● Instructions to follow
Below are the records; copy each line in them that holds the word "финансового".

● Dataset items
——————————

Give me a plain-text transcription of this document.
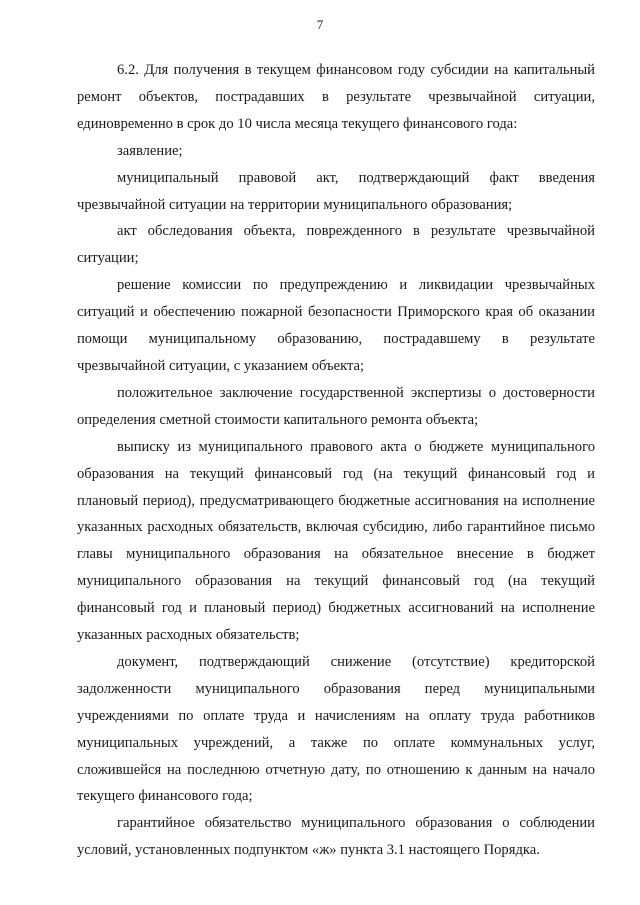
7

6.2. Для получения в текущем финансовом году субсидии на капитальный ремонт объектов, пострадавших в результате чрезвычайной ситуации, единовременно в срок до 10 числа месяца текущего финансового года:

заявление;

муниципальный правовой акт, подтверждающий факт введения чрезвычайной ситуации на территории муниципального образования;

акт обследования объекта, поврежденного в результате чрезвычайной ситуации;

решение комиссии по предупреждению и ликвидации чрезвычайных ситуаций и обеспечению пожарной безопасности Приморского края об оказании помощи муниципальному образованию, пострадавшему в результате чрезвычайной ситуации, с указанием объекта;

положительное заключение государственной экспертизы о достоверности определения сметной стоимости капитального ремонта объекта;

выписку из муниципального правового акта о бюджете муниципального образования на текущий финансовый год (на текущий финансовый год и плановый период), предусматривающего бюджетные ассигнования на исполнение указанных расходных обязательств, включая субсидию, либо гарантийное письмо главы муниципального образования на обязательное внесение в бюджет муниципального образования на текущий финансовый год (на текущий финансовый год и плановый период) бюджетных ассигнований на исполнение указанных расходных обязательств;

документ, подтверждающий снижение (отсутствие) кредиторской задолженности муниципального образования перед муниципальными учреждениями по оплате труда и начислениям на оплату труда работников муниципальных учреждений, а также по оплате коммунальных услуг, сложившейся на последнюю отчетную дату, по отношению к данным на начало текущего финансового года;

гарантийное обязательство муниципального образования о соблюдении условий, установленных подпунктом «ж» пункта 3.1 настоящего Порядка.
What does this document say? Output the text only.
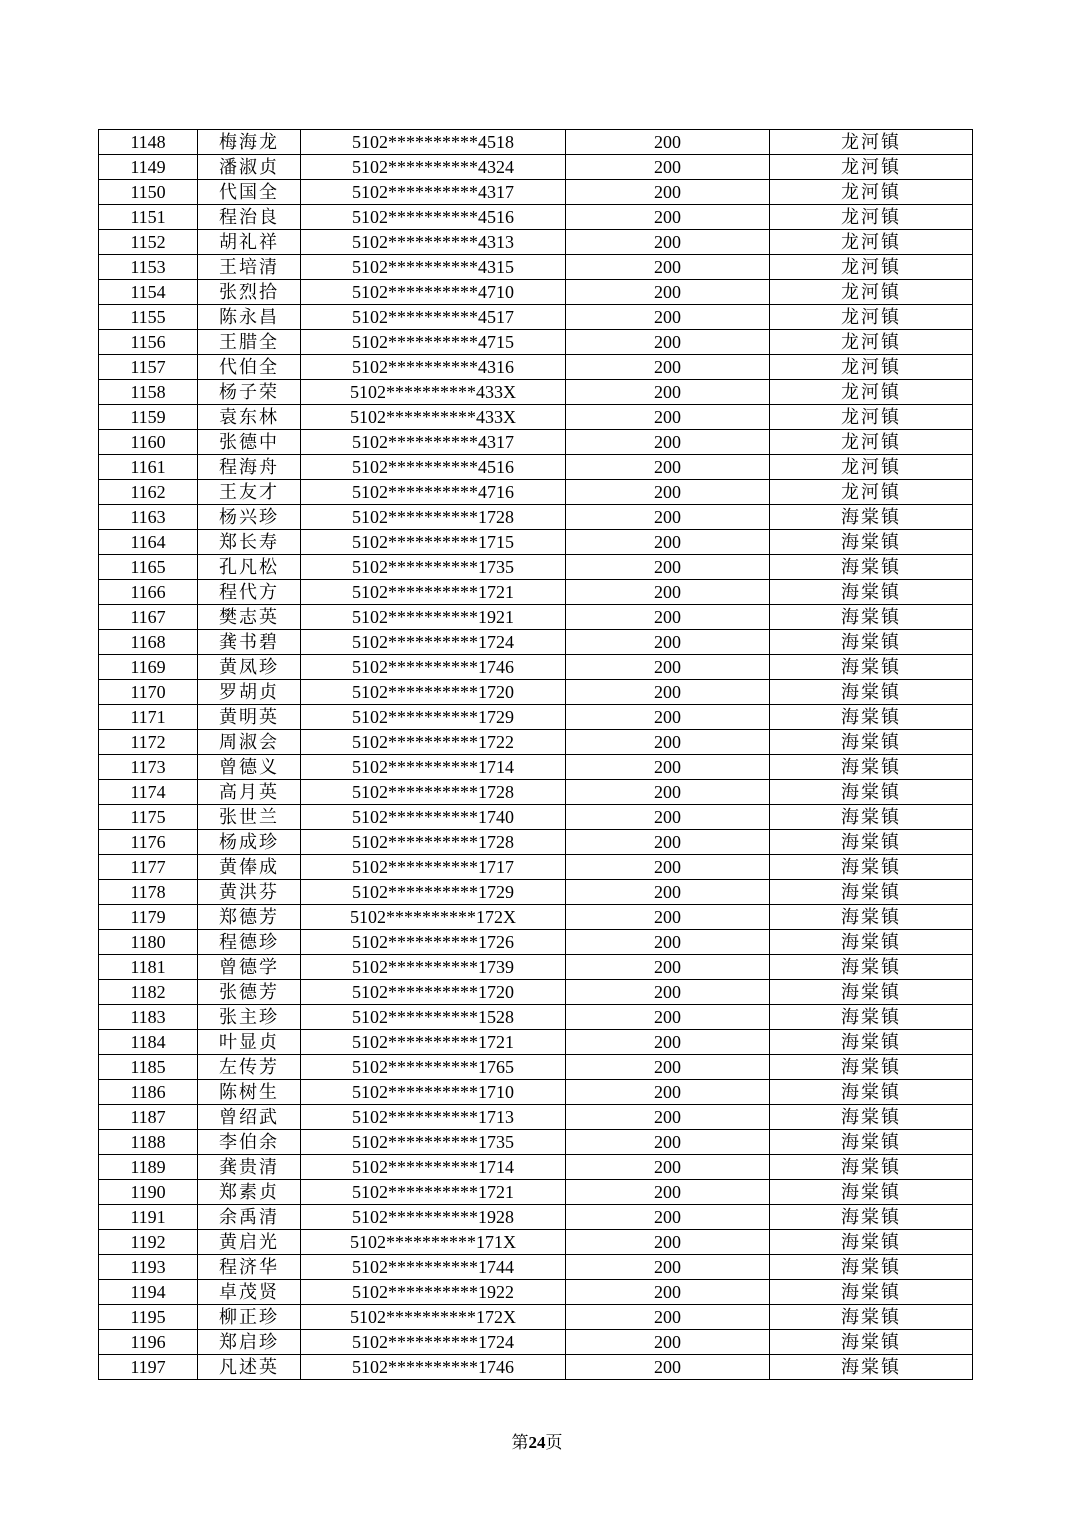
1148	梅海龙	5102**********4518	200	龙河镇
1149	潘淑贞	5102**********4324	200	龙河镇
1150	代国全	5102**********4317	200	龙河镇
1151	程治良	5102**********4516	200	龙河镇
1152	胡礼祥	5102**********4313	200	龙河镇
1153	王培清	5102**********4315	200	龙河镇
1154	张烈拾	5102**********4710	200	龙河镇
1155	陈永昌	5102**********4517	200	龙河镇
1156	王腊全	5102**********4715	200	龙河镇
1157	代伯全	5102**********4316	200	龙河镇
1158	杨子荣	5102**********433X	200	龙河镇
1159	袁东林	5102**********433X	200	龙河镇
1160	张德中	5102**********4317	200	龙河镇
1161	程海舟	5102**********4516	200	龙河镇
1162	王友才	5102**********4716	200	龙河镇
1163	杨兴珍	5102**********1728	200	海棠镇
1164	郑长寿	5102**********1715	200	海棠镇
1165	孔凡松	5102**********1735	200	海棠镇
1166	程代方	5102**********1721	200	海棠镇
1167	樊志英	5102**********1921	200	海棠镇
1168	龚书碧	5102**********1724	200	海棠镇
1169	黄凤珍	5102**********1746	200	海棠镇
1170	罗胡贞	5102**********1720	200	海棠镇
1171	黄明英	5102**********1729	200	海棠镇
1172	周淑会	5102**********1722	200	海棠镇
1173	曾德义	5102**********1714	200	海棠镇
1174	高月英	5102**********1728	200	海棠镇
1175	张世兰	5102**********1740	200	海棠镇
1176	杨成珍	5102**********1728	200	海棠镇
1177	黄俸成	5102**********1717	200	海棠镇
1178	黄洪芬	5102**********1729	200	海棠镇
1179	郑德芳	5102**********172X	200	海棠镇
1180	程德珍	5102**********1726	200	海棠镇
1181	曾德学	5102**********1739	200	海棠镇
1182	张德芳	5102**********1720	200	海棠镇
1183	张主珍	5102**********1528	200	海棠镇
1184	叶显贞	5102**********1721	200	海棠镇
1185	左传芳	5102**********1765	200	海棠镇
1186	陈树生	5102**********1710	200	海棠镇
1187	曾绍武	5102**********1713	200	海棠镇
1188	李伯余	5102**********1735	200	海棠镇
1189	龚贵清	5102**********1714	200	海棠镇
1190	郑素贞	5102**********1721	200	海棠镇
1191	余禹清	5102**********1928	200	海棠镇
1192	黄启光	5102**********171X	200	海棠镇
1193	程济华	5102**********1744	200	海棠镇
1194	卓茂贤	5102**********1922	200	海棠镇
1195	柳正珍	5102**********172X	200	海棠镇
1196	郑启珍	5102**********1724	200	海棠镇
1197	凡述英	5102**********1746	200	海棠镇
第24页
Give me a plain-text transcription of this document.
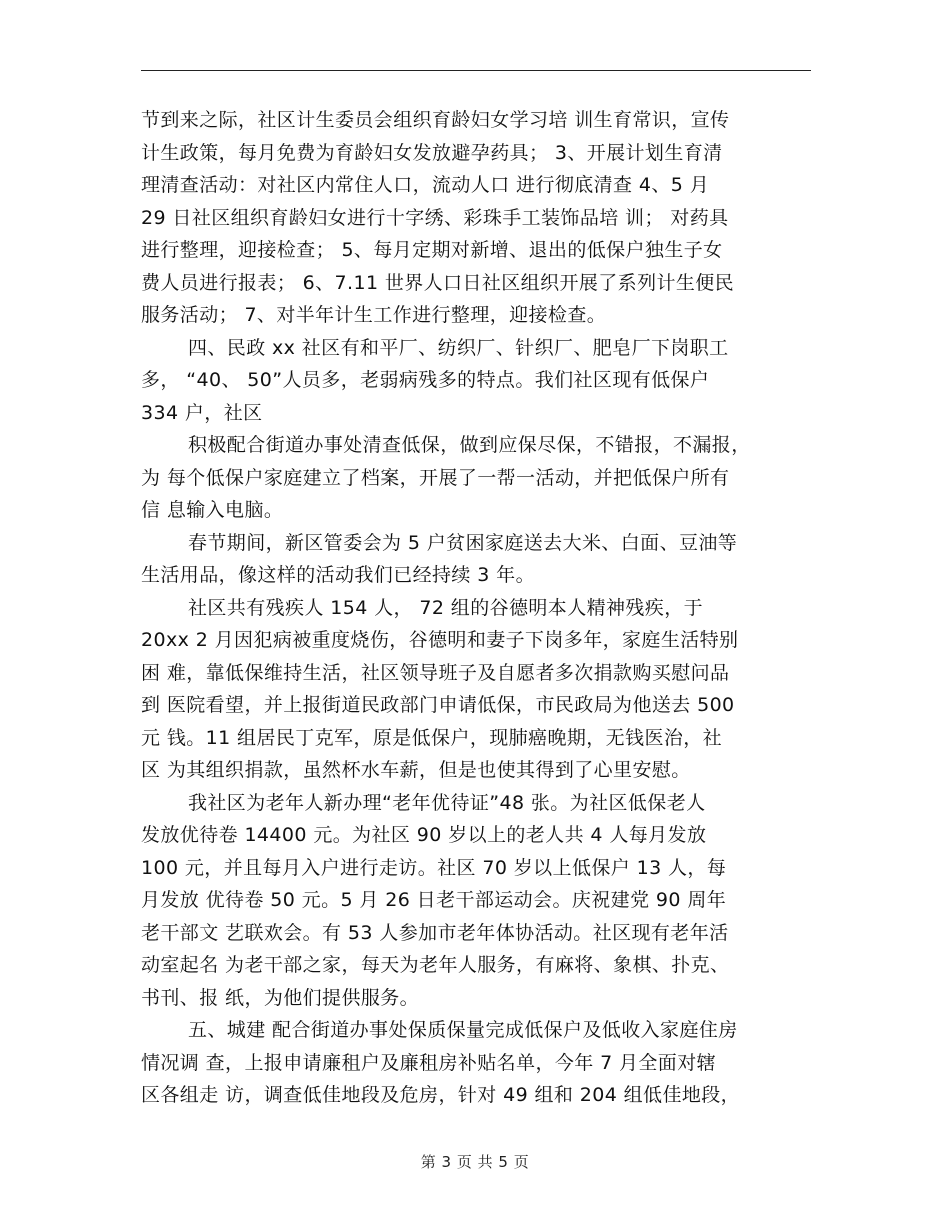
节到来之际，社区计生委员会组织育龄妇女学习培 训生育常识，宣传
计生政策，每月免费为育龄妇女发放避孕药具； 3、开展计划生育清
理清查活动：对社区内常住人口，流动人口 进行彻底清查 4、5 月
29 日社区组织育龄妇女进行十字绣、彩珠手工装饰品培 训； 对药具
进行整理，迎接检查； 5、每月定期对新增、退出的低保户独生子女
费人员进行报表； 6、7.11 世界人口日社区组织开展了系列计生便民
服务活动； 7、对半年计生工作进行整理，迎接检查。
四、民政 xx 社区有和平厂、纺织厂、针织厂、肥皂厂下岗职工
多， “40、 50”人员多，老弱病残多的特点。我们社区现有低保户
334 户，社区
积极配合街道办事处清查低保，做到应保尽保，不错报，不漏报，
为 每个低保户家庭建立了档案，开展了一帮一活动，并把低保户所有
信 息输入电脑。
春节期间，新区管委会为 5 户贫困家庭送去大米、白面、豆油等
生活用品，像这样的活动我们已经持续 3 年。
社区共有残疾人 154 人， 72 组的谷德明本人精神残疾，于
20xx 2 月因犯病被重度烧伤，谷德明和妻子下岗多年，家庭生活特别
困 难，靠低保维持生活，社区领导班子及自愿者多次捐款购买慰问品
到 医院看望，并上报街道民政部门申请低保，市民政局为他送去 500
元 钱。11 组居民丁克军，原是低保户，现肺癌晚期，无钱医治，社
区 为其组织捐款，虽然杯水车薪，但是也使其得到了心里安慰。
我社区为老年人新办理“老年优待证”48 张。为社区低保老人
发放优待卷 14400 元。为社区 90 岁以上的老人共 4 人每月发放
100 元，并且每月入户进行走访。社区 70 岁以上低保户 13 人，每
月发放 优待卷 50 元。5 月 26 日老干部运动会。庆祝建党 90 周年
老干部文 艺联欢会。有 53 人参加市老年体协活动。社区现有老年活
动室起名 为老干部之家，每天为老年人服务，有麻将、象棋、扑克、
书刊、报 纸，为他们提供服务。
五、城建 配合街道办事处保质保量完成低保户及低收入家庭住房
情况调 查，上报申请廉租户及廉租房补贴名单，今年 7 月全面对辖
区各组走 访，调查低佳地段及危房，针对 49 组和 204 组低佳地段，
第 3 页 共 5 页
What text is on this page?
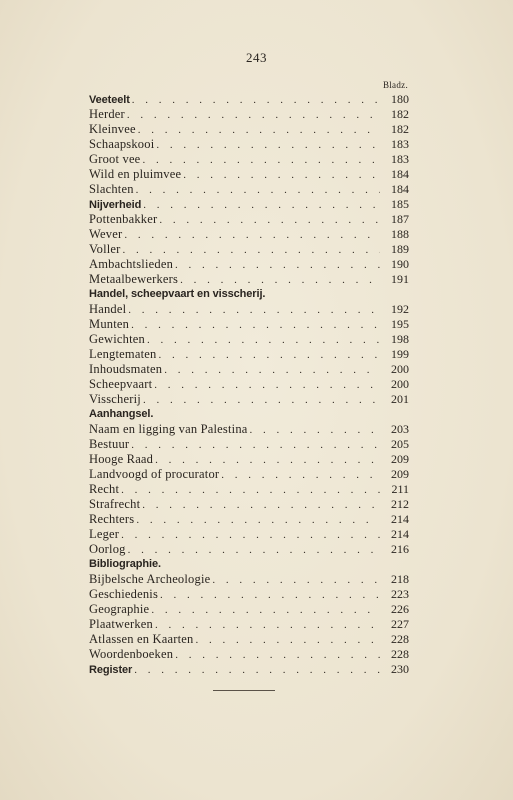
243
Bladz.
Veeteelt . . .	180
Herder . . .	182
Kleinvee . . .	182
Schaapskooi . . .	183
Groot vee . . .	183
Wild en pluimvee . . .	184
Slachten . . .	184
Nijverheid . . .	185
Pottenbakker . . .	187
Wever . . .	188
Voller . . .	189
Ambachtslieden . . .	190
Metaalbewerkers . . .	191
Handel, scheepvaart en visscherij.
Handel . . .	192
Munten . . .	195
Gewichten . . .	198
Lengtematen . . .	199
Inhoudsmaten . . .	200
Scheepvaart . . .	200
Visscherij . . .	201
Aanhangsel.
Naam en ligging van Palestina . . .	203
Bestuur . . .	205
Hooge Raad . . .	209
Landvoogd of procurator . . .	209
Recht . . .	211
Strafrecht . . .	212
Rechters . . .	214
Leger . . .	214
Oorlog . . .	216
Bibliographie.
Bijbelsche Archeologie . . .	218
Geschiedenis . . .	223
Geographie . . .	226
Plaatwerken . . .	227
Atlassen en Kaarten . . .	228
Woordenboeken . . .	228
Register . . .	230
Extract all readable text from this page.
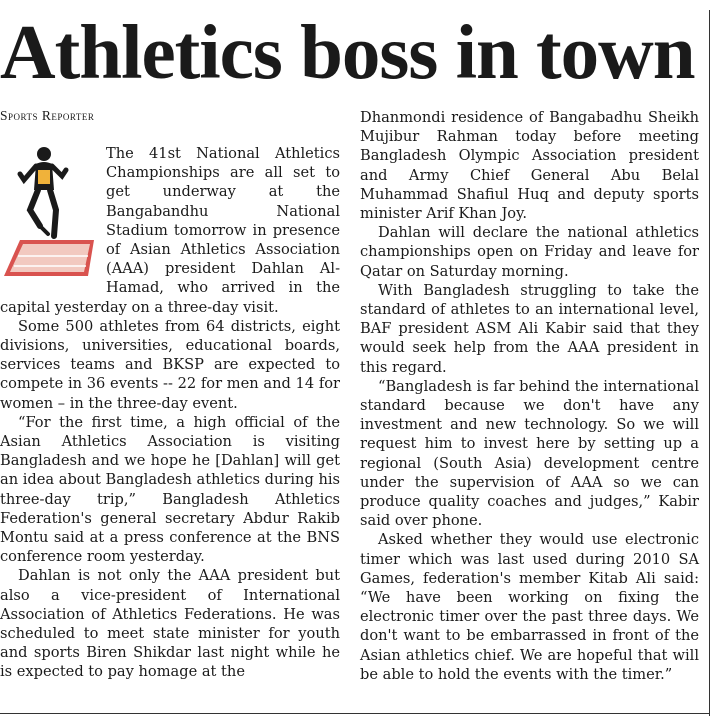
Athletics boss in town
Sports Reporter

The 41st National Athletics Championships are all set to get underway at the Bangabandhu National Stadium tomorrow in presence of Asian Athletics Association (AAA) president Dahlan Al-Hamad, who arrived in the capital yesterday on a three-day visit.

Some 500 athletes from 64 districts, eight divisions, universities, educational boards, services teams and BKSP are expected to compete in 36 events -- 22 for men and 14 for women – in the three-day event.

“For the first time, a high official of the Asian Athletics Association is visiting Bangladesh and we hope he [Dahlan] will get an idea about Bangladesh athletics during his three-day trip,” Bangladesh Athletics Federation's general secretary Abdur Rakib Montu said at a press conference at the BNS conference room yesterday.

Dahlan is not only the AAA president but also a vice-president of International Association of Athletics Federations. He was scheduled to meet state minister for youth and sports Biren Shikdar last night while he is expected to pay homage at the

Dhanmondi residence of Bangabadhu Sheikh Mujibur Rahman today before meeting Bangladesh Olympic Association president and Army Chief General Abu Belal Muhammad Shafiul Huq and deputy sports minister Arif Khan Joy.

Dahlan will declare the national athletics championships open on Friday and leave for Qatar on Saturday morning.

With Bangladesh struggling to take the standard of athletes to an international level, BAF president ASM Ali Kabir said that they would seek help from the AAA president in this regard.

“Bangladesh is far behind the international standard because we don't have any investment and new technology. So we will request him to invest here by setting up a regional (South Asia) development centre under the supervision of AAA so we can produce quality coaches and judges,” Kabir said over phone.

Asked whether they would use electronic timer which was last used during 2010 SA Games, federation's member Kitab Ali said: “We have been working on fixing the electronic timer over the past three days. We don't want to be embarrassed in front of the Asian athletics chief. We are hopeful that will be able to hold the events with the timer.”
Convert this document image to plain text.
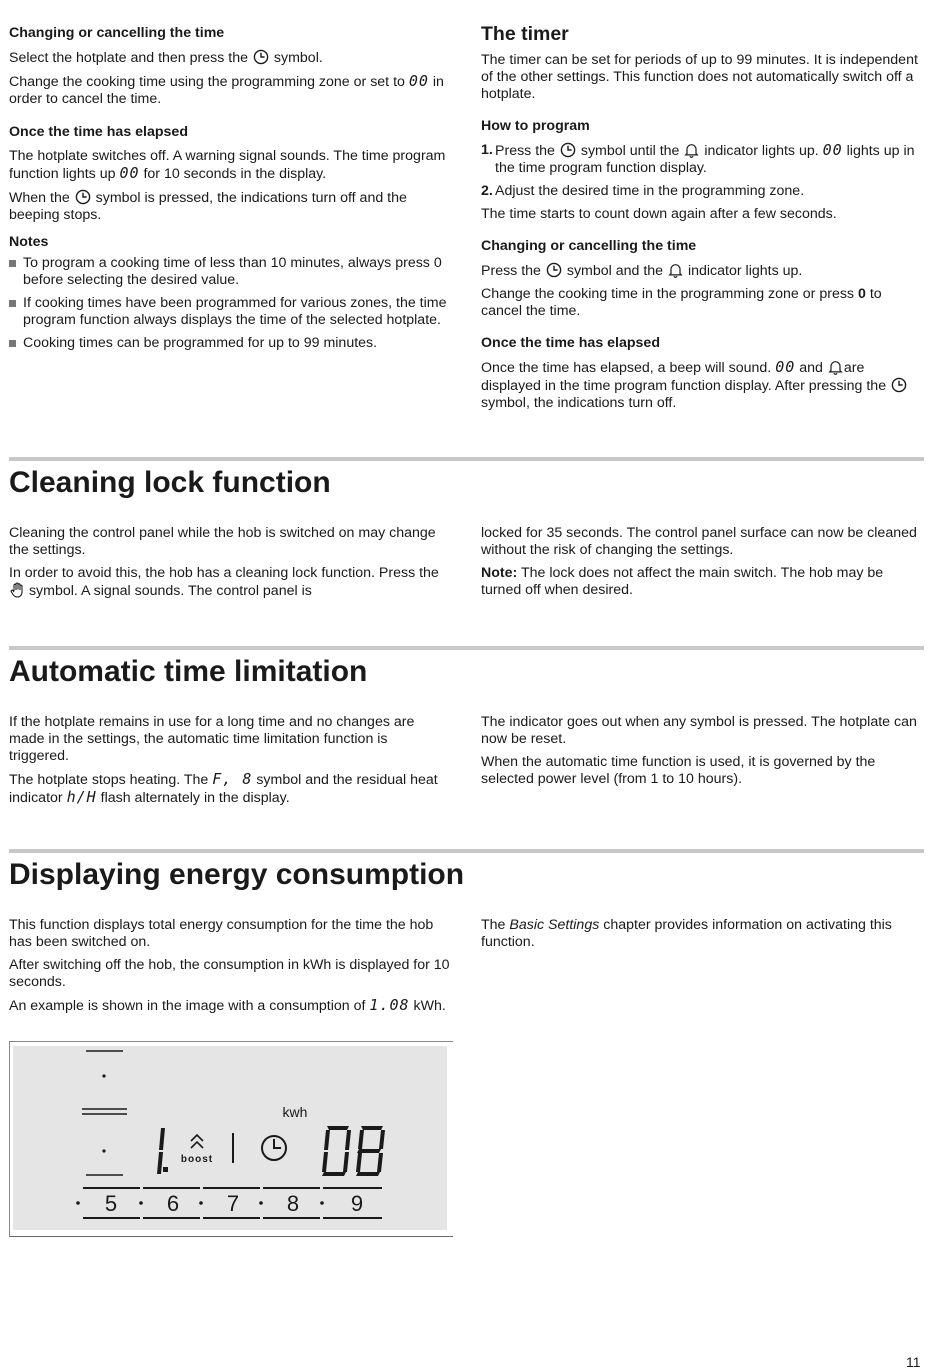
Changing or cancelling the time

Select the hotplate and then press the symbol.

Change the cooking time using the programming zone or set to 00 in order to cancel the time.

Once the time has elapsed

The hotplate switches off. A warning signal sounds. The time program function lights up 00 for 10 seconds in the display.

When the symbol is pressed, the indications turn off and the beeping stops.

Notes
To program a cooking time of less than 10 minutes, always press 0 before selecting the desired value.
If cooking times have been programmed for various zones, the time program function always displays the time of the selected hotplate.
Cooking times can be programmed for up to 99 minutes.
The timer

The timer can be set for periods of up to 99 minutes. It is independent of the other settings. This function does not automatically switch off a hotplate.

How to program
1. Press the symbol until the indicator lights up. 00 lights up in the time program function display.
2. Adjust the desired time in the programming zone.

The time starts to count down again after a few seconds.

Changing or cancelling the time

Press the symbol and the indicator lights up.

Change the cooking time in the programming zone or press 0 to cancel the time.

Once the time has elapsed

Once the time has elapsed, a beep will sound. 00 and are displayed in the time program function display. After pressing the  symbol, the indications turn off.

Cleaning lock function

Cleaning the control panel while the hob is switched on may change the settings.

In order to avoid this, the hob has a cleaning lock function. Press the  symbol. A signal sounds. The control panel is

locked for 35 seconds. The control panel surface can now be cleaned without the risk of changing the settings.

Note: The lock does not affect the main switch. The hob may be turned off when desired.

Automatic time limitation

If the hotplate remains in use for a long time and no changes are made in the settings, the automatic time limitation function is triggered.

The hotplate stops heating. The F, 8 symbol and the residual heat indicator h/H flash alternately in the display.

The indicator goes out when any symbol is pressed. The hotplate can now be reset.

When the automatic time function is used, it is governed by the selected power level (from 1 to 10 hours).

Displaying energy consumption

This function displays total energy consumption for the time the hob has been switched on.

After switching off the hob, the consumption in kWh is displayed for 10 seconds.

An example is shown in the image with a consumption of 1.08 kWh.

The Basic Settings chapter provides information on activating this function.

boost
kwh
5 6 7 8 9
11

——————————

● Result of this exercise
6.2. Для получения в текущем финансовом году субсидии на капитальный ремонт объектов, пострадавших в результате чрезвычайной ситуации, единовременно в срок до 10 числа месяца текущего финансового года:
документ, подтверждающий снижение (отсутствие) кредиторской задолженности муниципального образования перед муниципальными учреждениями по оплате труда и начислениям на оплату труда работников муниципальных учреждений, а также по оплате коммунальных услуг, сложившейся на последнюю отчетную дату, по отношению к данным на начало текущего финансового года;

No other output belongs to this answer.